## Work instruction
Your answer should be the records, copied exactly, with the pictures removed.
———
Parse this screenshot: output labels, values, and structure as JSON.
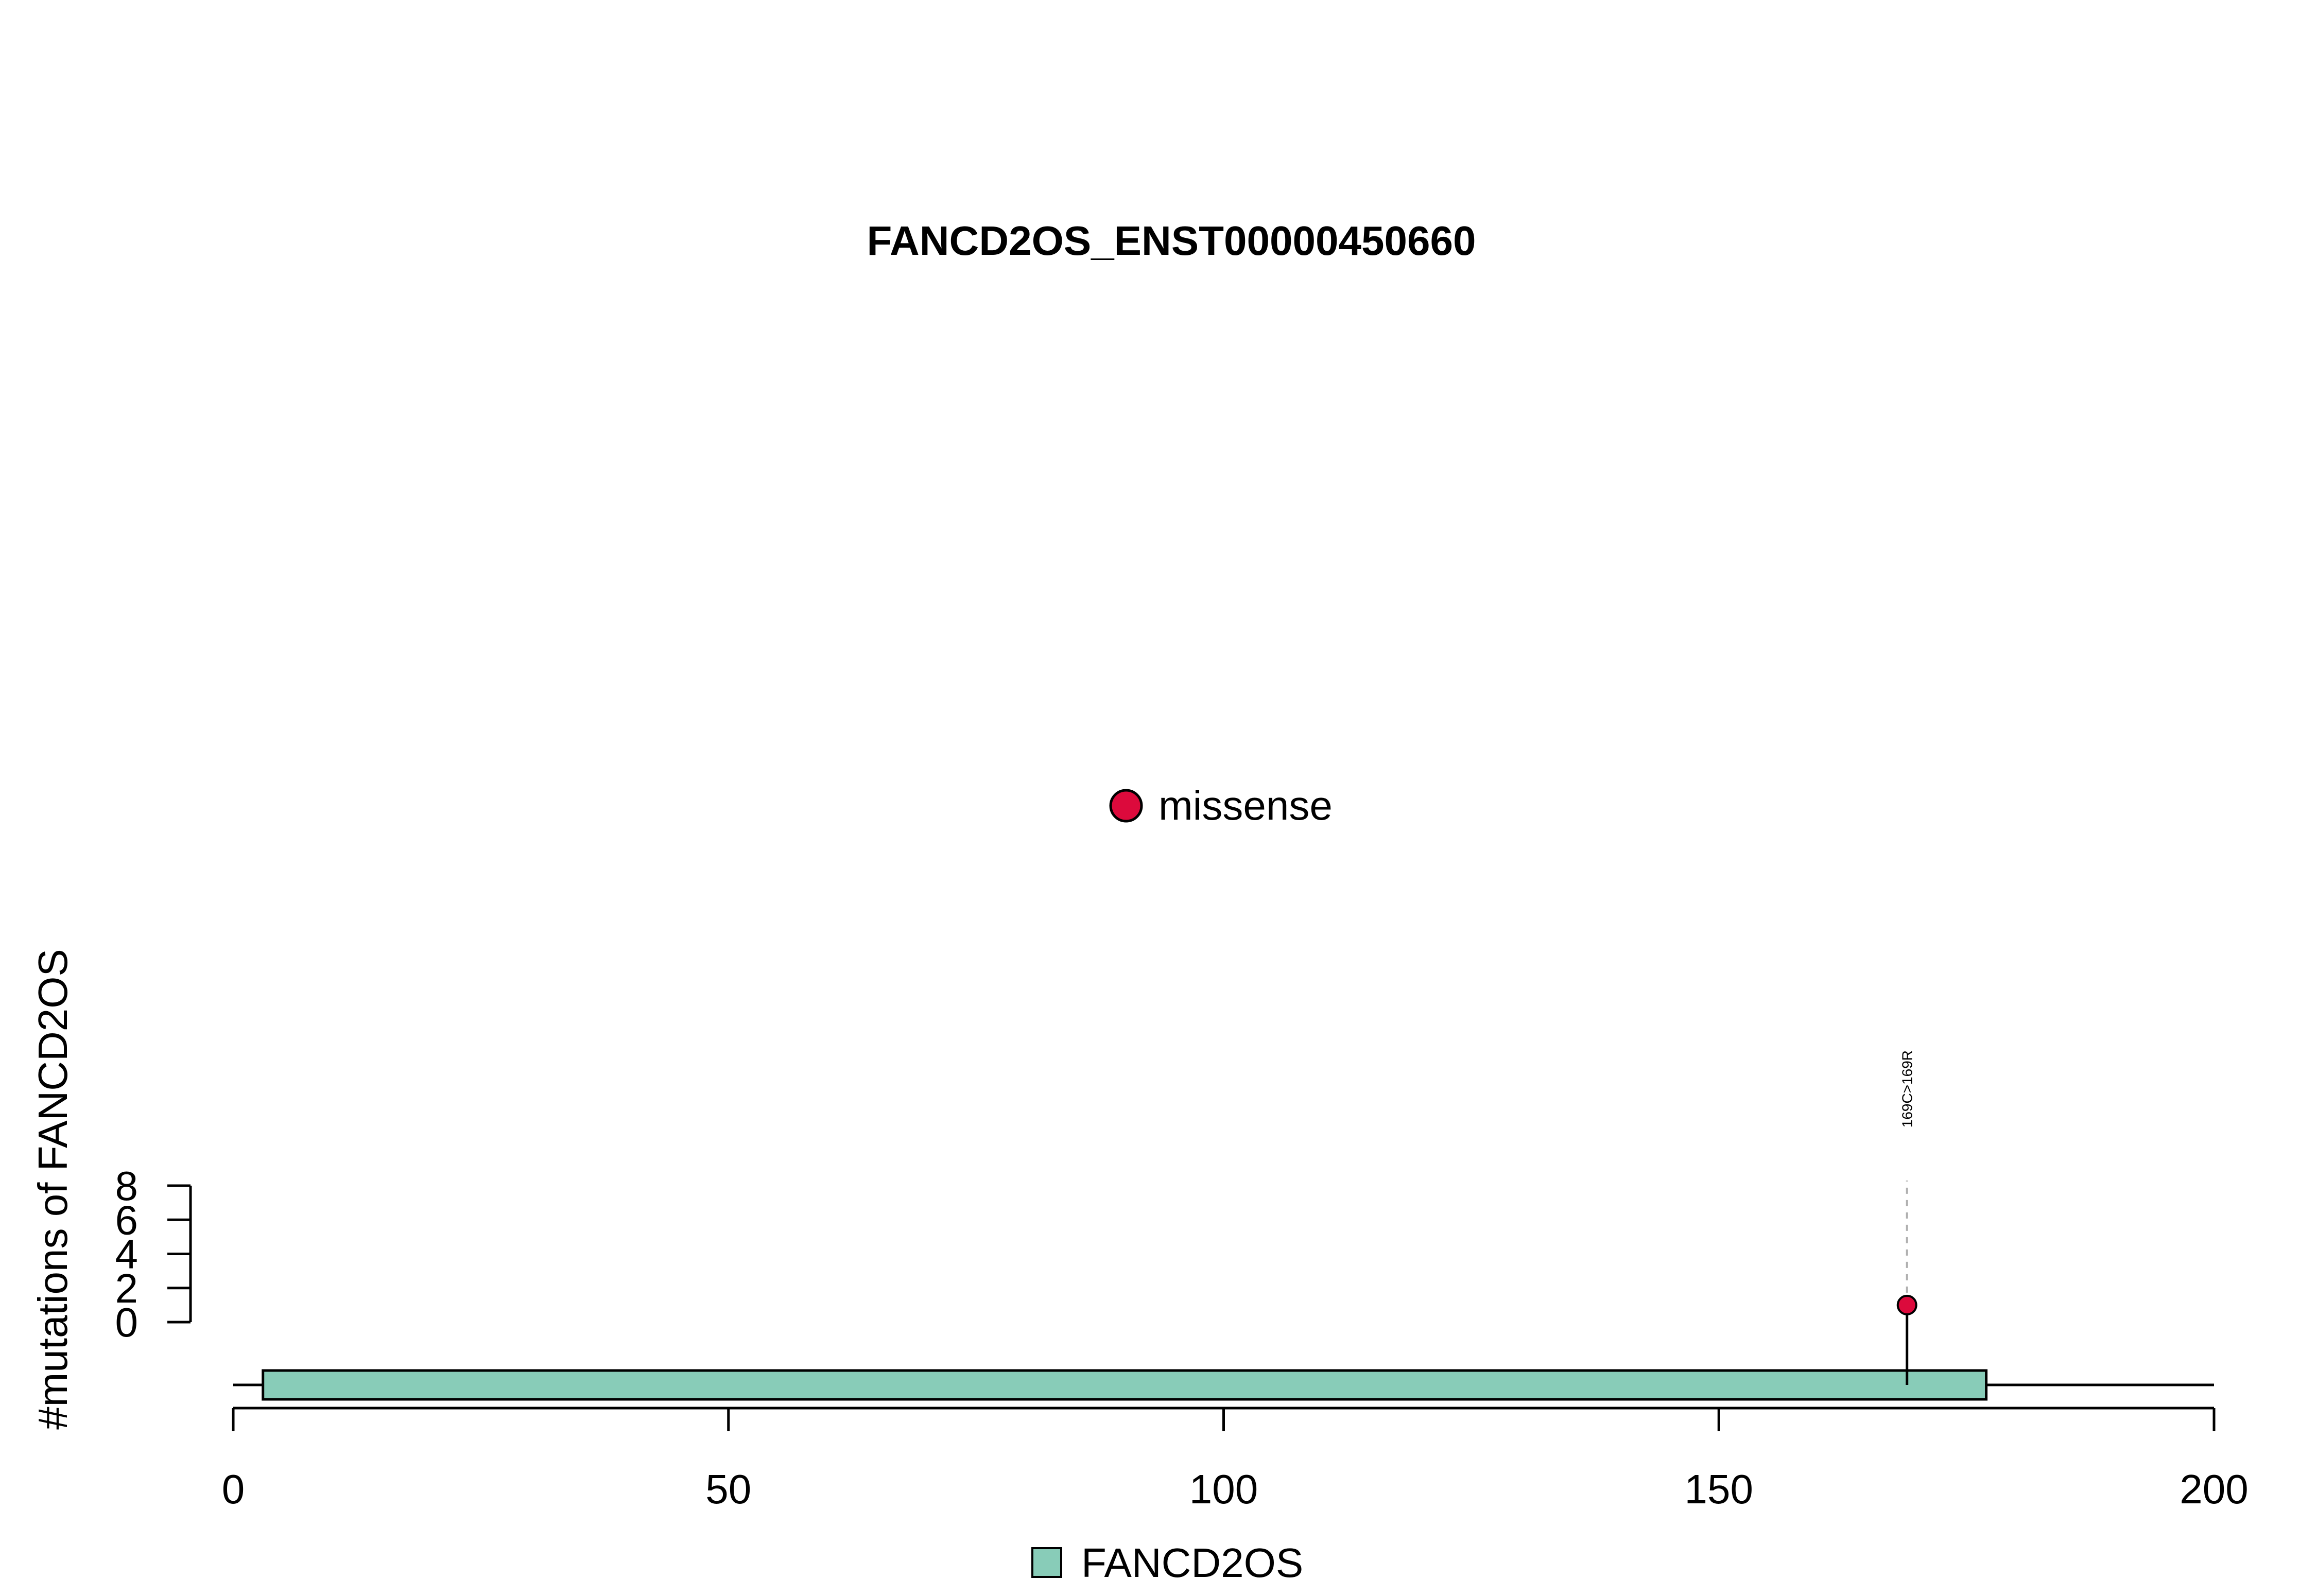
{
  "chart_data": {
    "type": "lollipop",
    "title": "FANCD2OS_ENST00000450660",
    "ylabel": "#mutations of FANCD2OS",
    "xlabel": "",
    "xlim": [
      0,
      200
    ],
    "x_ticks": [
      0,
      50,
      100,
      150,
      200
    ],
    "ylim": [
      0,
      8
    ],
    "y_ticks": [
      0,
      2,
      4,
      6,
      8
    ],
    "protein": {
      "name": "FANCD2OS",
      "length": 200,
      "domains": [
        {
          "name": "FANCD2OS",
          "start": 3,
          "end": 177,
          "color": "#88CCB8"
        }
      ]
    },
    "mutations": [
      {
        "position": 169,
        "count": 1,
        "label": "169C>169R",
        "type": "missense",
        "color": "#DC0A3C"
      }
    ],
    "point_legend": [
      {
        "label": "missense",
        "color": "#DC0A3C"
      }
    ],
    "domain_legend": [
      {
        "label": "FANCD2OS",
        "color": "#88CCB8"
      }
    ],
    "grid": false
  }
}
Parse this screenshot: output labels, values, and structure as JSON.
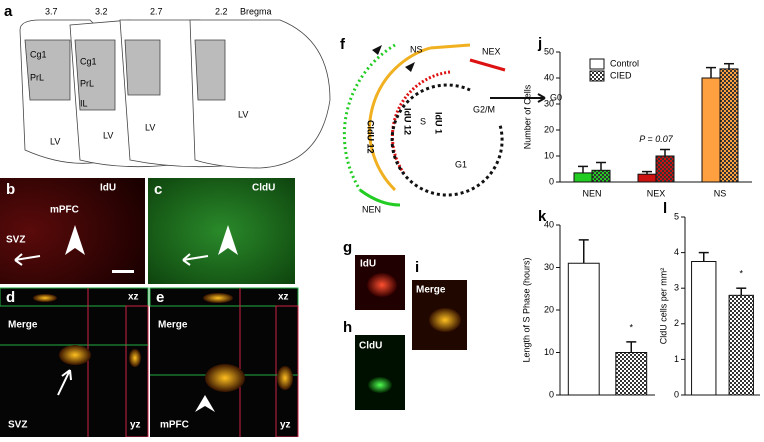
{
  "panels": {
    "a": {
      "letter": "a",
      "levels": [
        "3.7",
        "3.2",
        "2.7",
        "2.2"
      ],
      "bregma": "Bregma",
      "regions": [
        "Cg1",
        "PrL",
        "Cg1",
        "PrL",
        "IL"
      ],
      "ventricles": [
        "LV",
        "LV",
        "LV",
        "LV"
      ]
    },
    "b": {
      "letter": "b",
      "stain": "IdU",
      "labels": [
        "mPFC",
        "SVZ"
      ]
    },
    "c": {
      "letter": "c",
      "stain": "CldU"
    },
    "d": {
      "letter": "d",
      "labels": [
        "xz",
        "Merge",
        "SVZ",
        "yz"
      ]
    },
    "e": {
      "letter": "e",
      "labels": [
        "xz",
        "Merge",
        "mPFC",
        "yz"
      ]
    },
    "f": {
      "letter": "f",
      "labels": [
        "NS",
        "NEX",
        "NEN",
        "G0",
        "G2/M",
        "S",
        "G1",
        "CldU 12",
        "IdU 12",
        "IdU 1"
      ]
    },
    "g": {
      "letter": "g",
      "stain": "IdU"
    },
    "h": {
      "letter": "h",
      "stain": "CldU"
    },
    "i": {
      "letter": "i",
      "stain": "Merge"
    }
  },
  "chart_data": [
    {
      "type": "bar",
      "panel": "j",
      "ylabel": "Number of Cells",
      "categories": [
        "NEN",
        "NEX",
        "NS"
      ],
      "category_colors": [
        "#22cc22",
        "#cc1111",
        "#ffa040"
      ],
      "series": [
        {
          "name": "Control",
          "fill": "solid",
          "values": [
            3.5,
            3,
            40
          ],
          "errors": [
            2.5,
            1,
            4
          ]
        },
        {
          "name": "CIED",
          "fill": "checkered",
          "values": [
            4.5,
            10,
            43.5
          ],
          "errors": [
            3,
            2.5,
            2
          ]
        }
      ],
      "ylim": [
        0,
        50
      ],
      "yticks": [
        0,
        10,
        20,
        30,
        40,
        50
      ],
      "annotation": "P = 0.07"
    },
    {
      "type": "bar",
      "panel": "k",
      "ylabel": "Length of S Phase (hours)",
      "categories": [
        null,
        null
      ],
      "color": "#ffffff",
      "fills": [
        "solid",
        "checkered"
      ],
      "values": [
        31,
        10
      ],
      "errors": [
        5.5,
        2.5
      ],
      "ylim": [
        0,
        40
      ],
      "yticks": [
        0,
        10,
        20,
        30,
        40
      ],
      "annotation": "*"
    },
    {
      "type": "bar",
      "panel": "l",
      "ylabel": "CldU cells per mm²",
      "categories": [
        null,
        null
      ],
      "color": "#ffffff",
      "fills": [
        "solid",
        "checkered"
      ],
      "values": [
        3.75,
        2.8
      ],
      "errors": [
        0.25,
        0.2
      ],
      "ylim": [
        0,
        5
      ],
      "yticks": [
        0,
        1,
        2,
        3,
        4,
        5
      ],
      "annotation": "*"
    }
  ]
}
———
## Task result
Parse this screenshot: output labels, values, and structure as JSON.
{
  "chart_data": {
    "type": "lollipop",
    "title": "FANCD2OS_ENST00000450660",
    "ylabel": "#mutations of FANCD2OS",
    "xlabel": "",
    "xlim": [
      0,
      200
    ],
    "x_ticks": [
      0,
      50,
      100,
      150,
      200
    ],
    "ylim": [
      0,
      8
    ],
    "y_ticks": [
      0,
      2,
      4,
      6,
      8
    ],
    "protein": {
      "name": "FANCD2OS",
      "length": 200,
      "domains": [
        {
          "name": "FANCD2OS",
          "start": 3,
          "end": 177,
          "color": "#88CCB8"
        }
      ]
    },
    "mutations": [
      {
        "position": 169,
        "count": 1,
        "label": "169C>169R",
        "type": "missense",
        "color": "#DC0A3C"
      }
    ],
    "point_legend": [
      {
        "label": "missense",
        "color": "#DC0A3C"
      }
    ],
    "domain_legend": [
      {
        "label": "FANCD2OS",
        "color": "#88CCB8"
      }
    ],
    "grid": false
  }
}
Parse this screenshot: output labels, values, and structure as JSON.
{
  "panels": {
    "a": {
      "letter": "a",
      "levels": [
        "3.7",
        "3.2",
        "2.7",
        "2.2"
      ],
      "bregma": "Bregma",
      "regions": [
        "Cg1",
        "PrL",
        "Cg1",
        "PrL",
        "IL"
      ],
      "ventricles": [
        "LV",
        "LV",
        "LV",
        "LV"
      ]
    },
    "b": {
      "letter": "b",
      "stain": "IdU",
      "labels": [
        "mPFC",
        "SVZ"
      ]
    },
    "c": {
      "letter": "c",
      "stain": "CldU"
    },
    "d": {
      "letter": "d",
      "labels": [
        "xz",
        "Merge",
        "SVZ",
        "yz"
      ]
    },
    "e": {
      "letter": "e",
      "labels": [
        "xz",
        "Merge",
        "mPFC",
        "yz"
      ]
    },
    "f": {
      "letter": "f",
      "labels": [
        "NS",
        "NEX",
        "NEN",
        "G0",
        "G2/M",
        "S",
        "G1",
        "CldU 12",
        "IdU 12",
        "IdU 1"
      ]
    },
    "g": {
      "letter": "g",
      "stain": "IdU"
    },
    "h": {
      "letter": "h",
      "stain": "CldU"
    },
    "i": {
      "letter": "i",
      "stain": "Merge"
    }
  },
  "chart_data": [
    {
      "type": "bar",
      "panel": "j",
      "ylabel": "Number of Cells",
      "categories": [
        "NEN",
        "NEX",
        "NS"
      ],
      "category_colors": [
        "#22cc22",
        "#cc1111",
        "#ffa040"
      ],
      "series": [
        {
          "name": "Control",
          "fill": "solid",
          "values": [
            3.5,
            3,
            40
          ],
          "errors": [
            2.5,
            1,
            4
          ]
        },
        {
          "name": "CIED",
          "fill": "checkered",
          "values": [
            4.5,
            10,
            43.5
          ],
          "errors": [
            3,
            2.5,
            2
          ]
        }
      ],
      "ylim": [
        0,
        50
      ],
      "yticks": [
        0,
        10,
        20,
        30,
        40,
        50
      ],
      "annotation": "P = 0.07"
    },
    {
      "type": "bar",
      "panel": "k",
      "ylabel": "Length of S Phase (hours)",
      "categories": [
        null,
        null
      ],
      "color": "#ffffff",
      "fills": [
        "solid",
        "checkered"
      ],
      "values": [
        31,
        10
      ],
      "errors": [
        5.5,
        2.5
      ],
      "ylim": [
        0,
        40
      ],
      "yticks": [
        0,
        10,
        20,
        30,
        40
      ],
      "annotation": "*"
    },
    {
      "type": "bar",
      "panel": "l",
      "ylabel": "CldU cells per mm²",
      "categories": [
        null,
        null
      ],
      "color": "#ffffff",
      "fills": [
        "solid",
        "checkered"
      ],
      "values": [
        3.75,
        2.8
      ],
      "errors": [
        0.25,
        0.2
      ],
      "ylim": [
        0,
        5
      ],
      "yticks": [
        0,
        1,
        2,
        3,
        4,
        5
      ],
      "annotation": "*"
    }
  ]
}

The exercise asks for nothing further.